- **YOUR INSTRUCTIONS**
Can you copy out the data exactly? Leave the images out.

- **MATERIAL PROVIDED**
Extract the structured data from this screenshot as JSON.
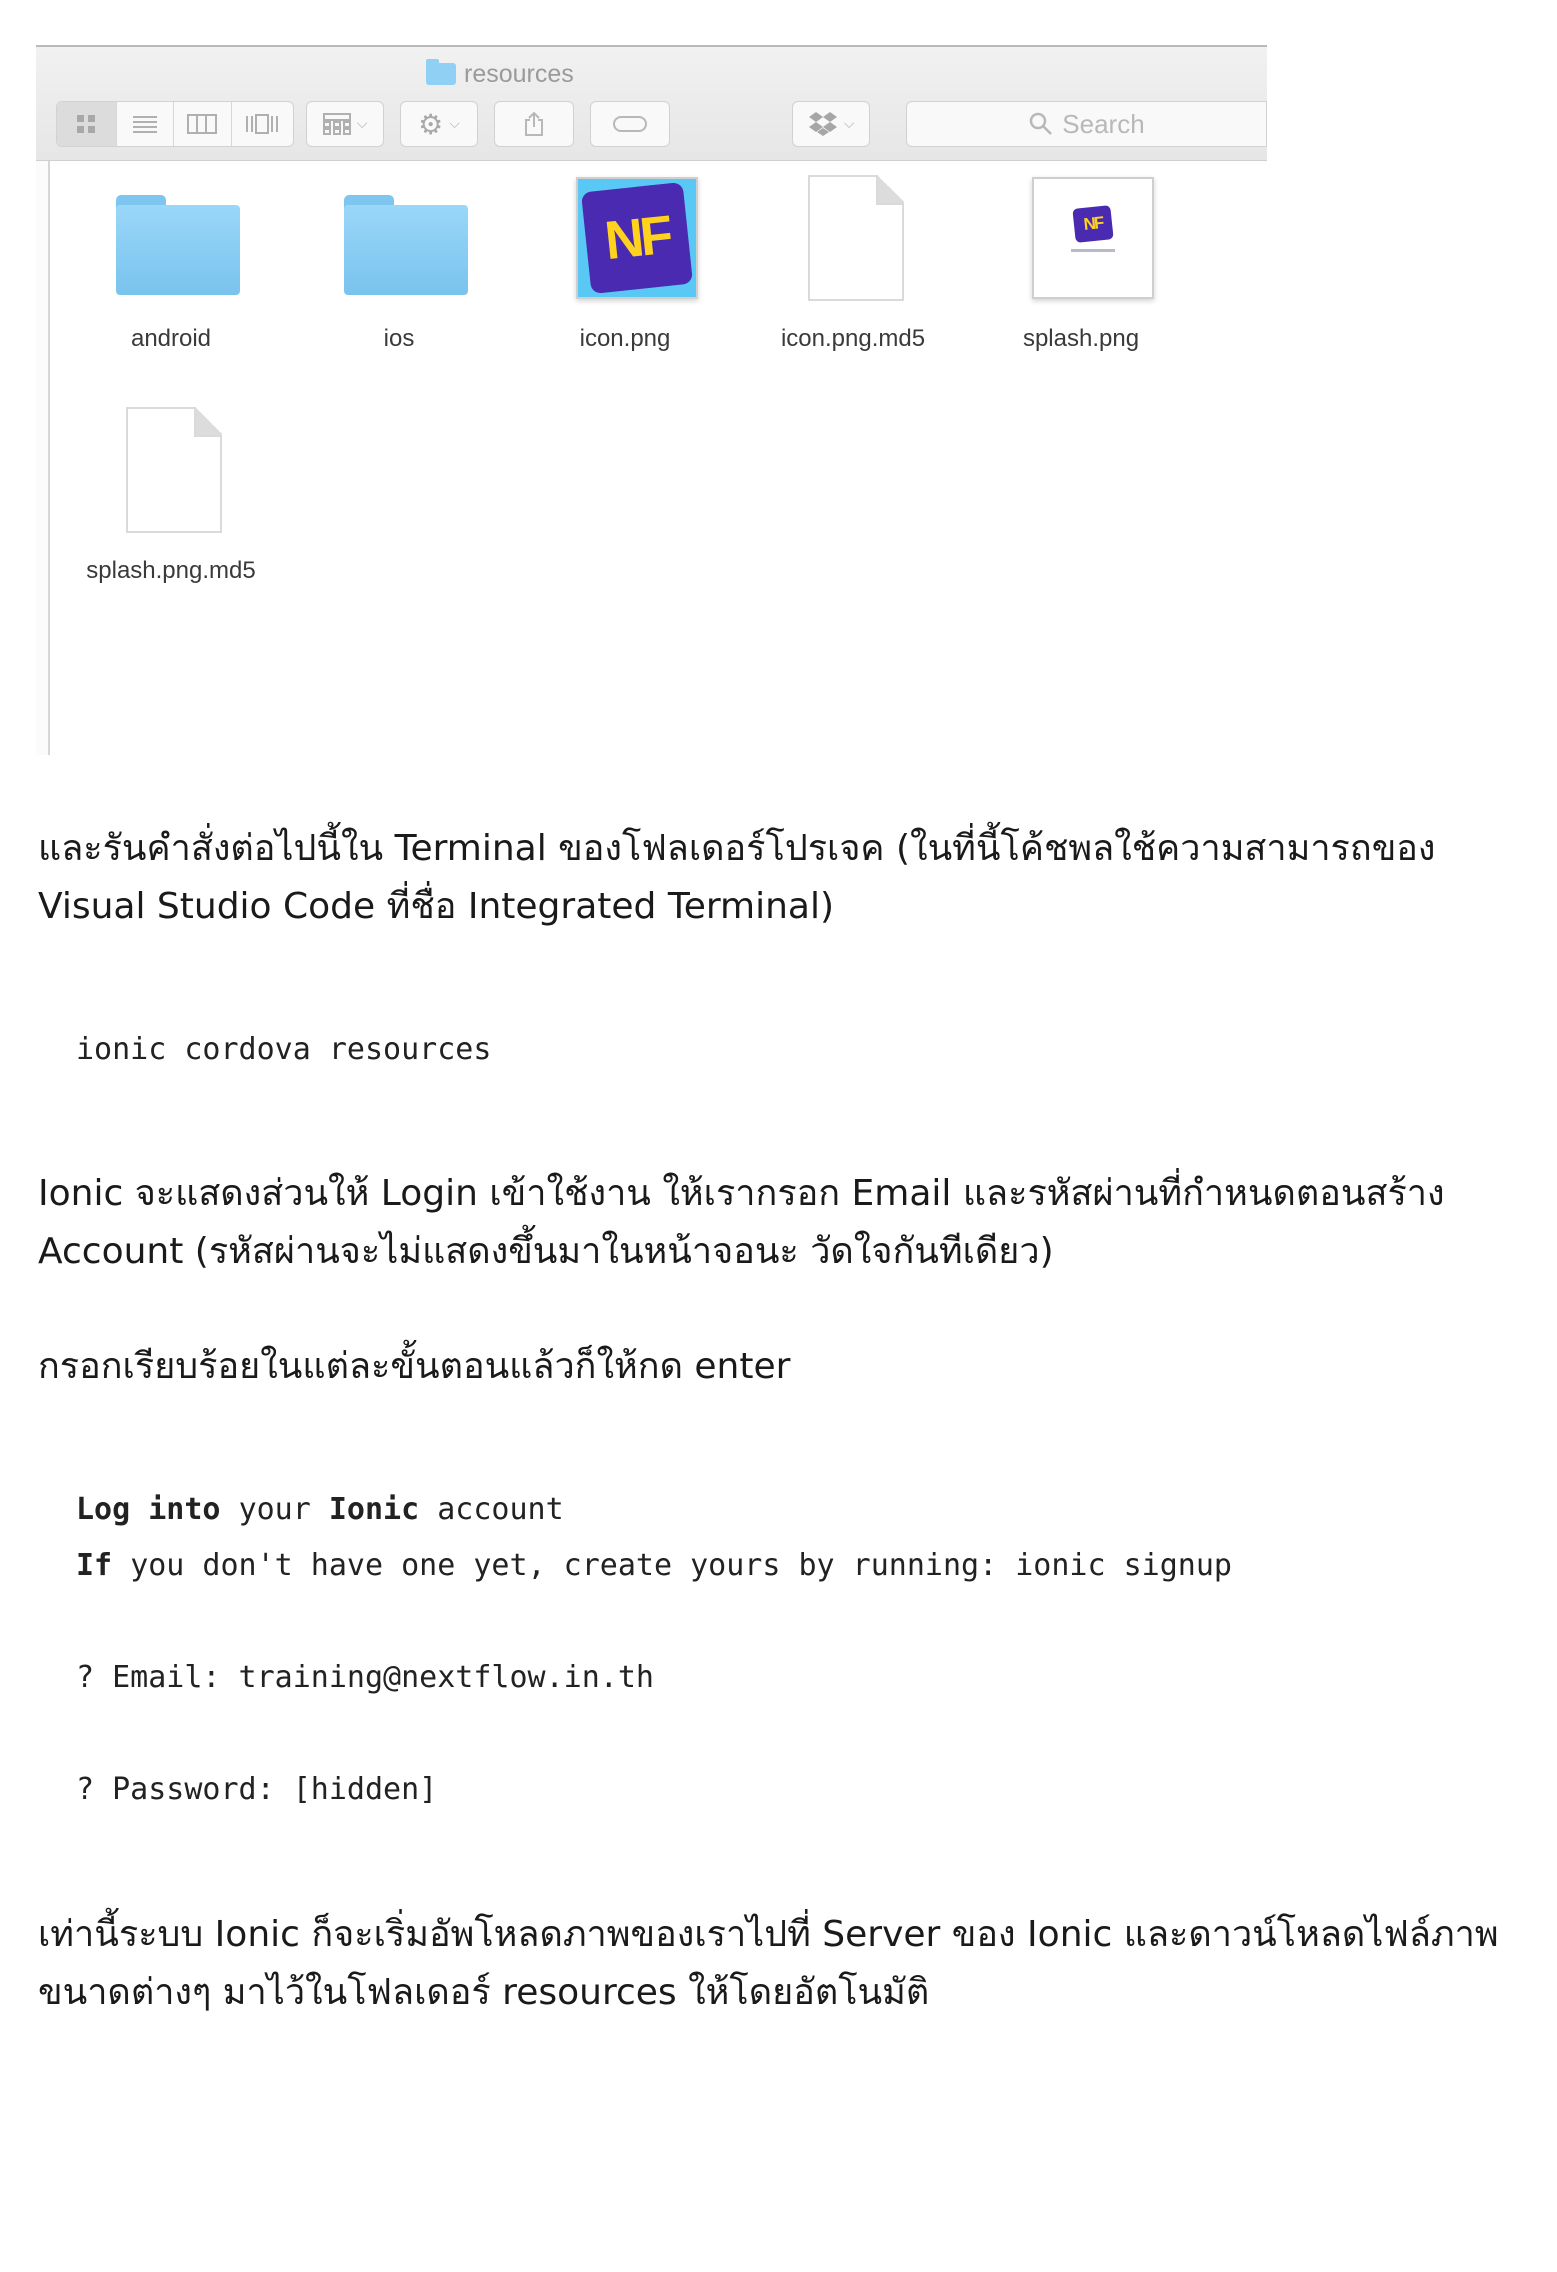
{
  "finder": {
    "title": "resources",
    "search_placeholder": "Search",
    "files": [
      {
        "name": "android",
        "kind": "folder"
      },
      {
        "name": "ios",
        "kind": "folder"
      },
      {
        "name": "icon.png",
        "kind": "image"
      },
      {
        "name": "icon.png.md5",
        "kind": "document"
      },
      {
        "name": "splash.png",
        "kind": "image"
      },
      {
        "name": "splash.png.md5",
        "kind": "document"
      }
    ]
  },
  "text": {
    "para1": "และรันคำสั่งต่อไปนี้ใน Terminal ของโฟลเดอร์โปรเจค (ในที่นี้โค้ชพลใช้ความสามารถของ Visual Studio Code ที่ชื่อ Integrated Terminal)",
    "command": "ionic cordova resources",
    "para2": "Ionic จะแสดงส่วนให้ Login เข้าใช้งาน ให้เรากรอก Email และรหัสผ่านที่กำหนดตอนสร้าง Account (รหัสผ่านจะไม่แสดงขึ้นมาในหน้าจอนะ วัดใจกันทีเดียว)",
    "para3": "กรอกเรียบร้อยในแต่ละขั้นตอนแล้วก็ให้กด enter",
    "login": {
      "line1": {
        "w1": "Log",
        "w2": "into",
        "w3": "your",
        "w4": "Ionic",
        "w5": "account"
      },
      "line2": {
        "w1": "If",
        "rest": "you don't have one yet, create yours by running: ionic signup"
      },
      "email": "? Email: training@nextflow.in.th",
      "password": "? Password: [hidden]"
    },
    "para4": "เท่านี้ระบบ Ionic ก็จะเริ่มอัพโหลดภาพของเราไปที่ Server ของ Ionic และดาวน์โหลดไฟล์ภาพ ขนาดต่างๆ มาไว้ในโฟลเดอร์  resources ให้โดยอัตโนมัติ"
  },
  "icons": {
    "folder": "folder-icon",
    "search": "search-icon",
    "gear": "gear-icon",
    "share": "share-icon",
    "tag": "tag-icon",
    "dropbox": "dropbox-icon"
  },
  "colors": {
    "folder_blue": "#7ec6ef",
    "nf_purple": "#4b2ab2",
    "nf_yellow": "#ffd21e",
    "icon_bg": "#5ac8f5"
  }
}
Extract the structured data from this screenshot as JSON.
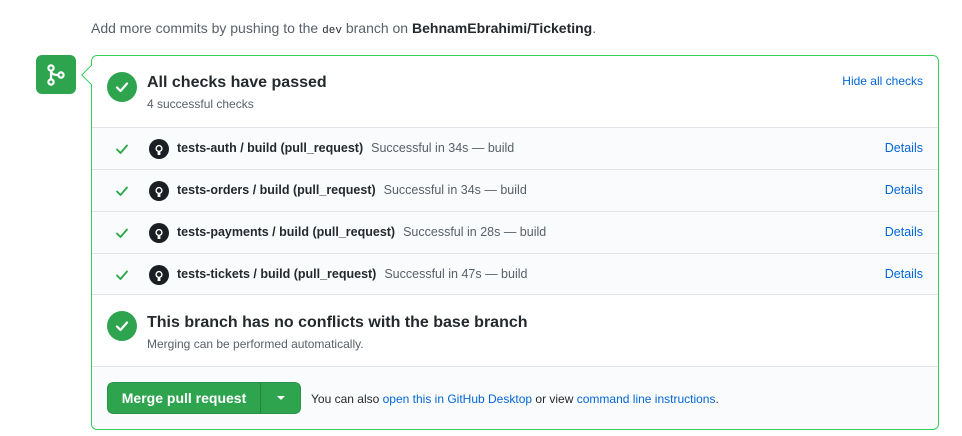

- **ANSWER FOR THE TASK**
Extract the structured data from this screenshot as JSON.
{
  "finder": {
    "title": "resources",
    "search_placeholder": "Search",
    "files": [
      {
        "name": "android",
        "kind": "folder"
      },
      {
        "name": "ios",
        "kind": "folder"
      },
      {
        "name": "icon.png",
        "kind": "image"
      },
      {
        "name": "icon.png.md5",
        "kind": "document"
      },
      {
        "name": "splash.png",
        "kind": "image"
      },
      {
        "name": "splash.png.md5",
        "kind": "document"
      }
    ]
  },
  "text": {
    "para1": "และรันคำสั่งต่อไปนี้ใน Terminal ของโฟลเดอร์โปรเจค (ในที่นี้โค้ชพลใช้ความสามารถของ Visual Studio Code ที่ชื่อ Integrated Terminal)",
    "command": "ionic cordova resources",
    "para2": "Ionic จะแสดงส่วนให้ Login เข้าใช้งาน ให้เรากรอก Email และรหัสผ่านที่กำหนดตอนสร้าง Account (รหัสผ่านจะไม่แสดงขึ้นมาในหน้าจอนะ วัดใจกันทีเดียว)",
    "para3": "กรอกเรียบร้อยในแต่ละขั้นตอนแล้วก็ให้กด enter",
    "login": {
      "line1": {
        "w1": "Log",
        "w2": "into",
        "w3": "your",
        "w4": "Ionic",
        "w5": "account"
      },
      "line2": {
        "w1": "If",
        "rest": "you don't have one yet, create yours by running: ionic signup"
      },
      "email": "? Email: training@nextflow.in.th",
      "password": "? Password: [hidden]"
    },
    "para4": "เท่านี้ระบบ Ionic ก็จะเริ่มอัพโหลดภาพของเราไปที่ Server ของ Ionic และดาวน์โหลดไฟล์ภาพ ขนาดต่างๆ มาไว้ในโฟลเดอร์  resources ให้โดยอัตโนมัติ"
  },
  "icons": {
    "folder": "folder-icon",
    "search": "search-icon",
    "gear": "gear-icon",
    "share": "share-icon",
    "tag": "tag-icon",
    "dropbox": "dropbox-icon"
  },
  "colors": {
    "folder_blue": "#7ec6ef",
    "nf_purple": "#4b2ab2",
    "nf_yellow": "#ffd21e",
    "icon_bg": "#5ac8f5"
  }
}
Extract the structured data from this screenshot as JSON.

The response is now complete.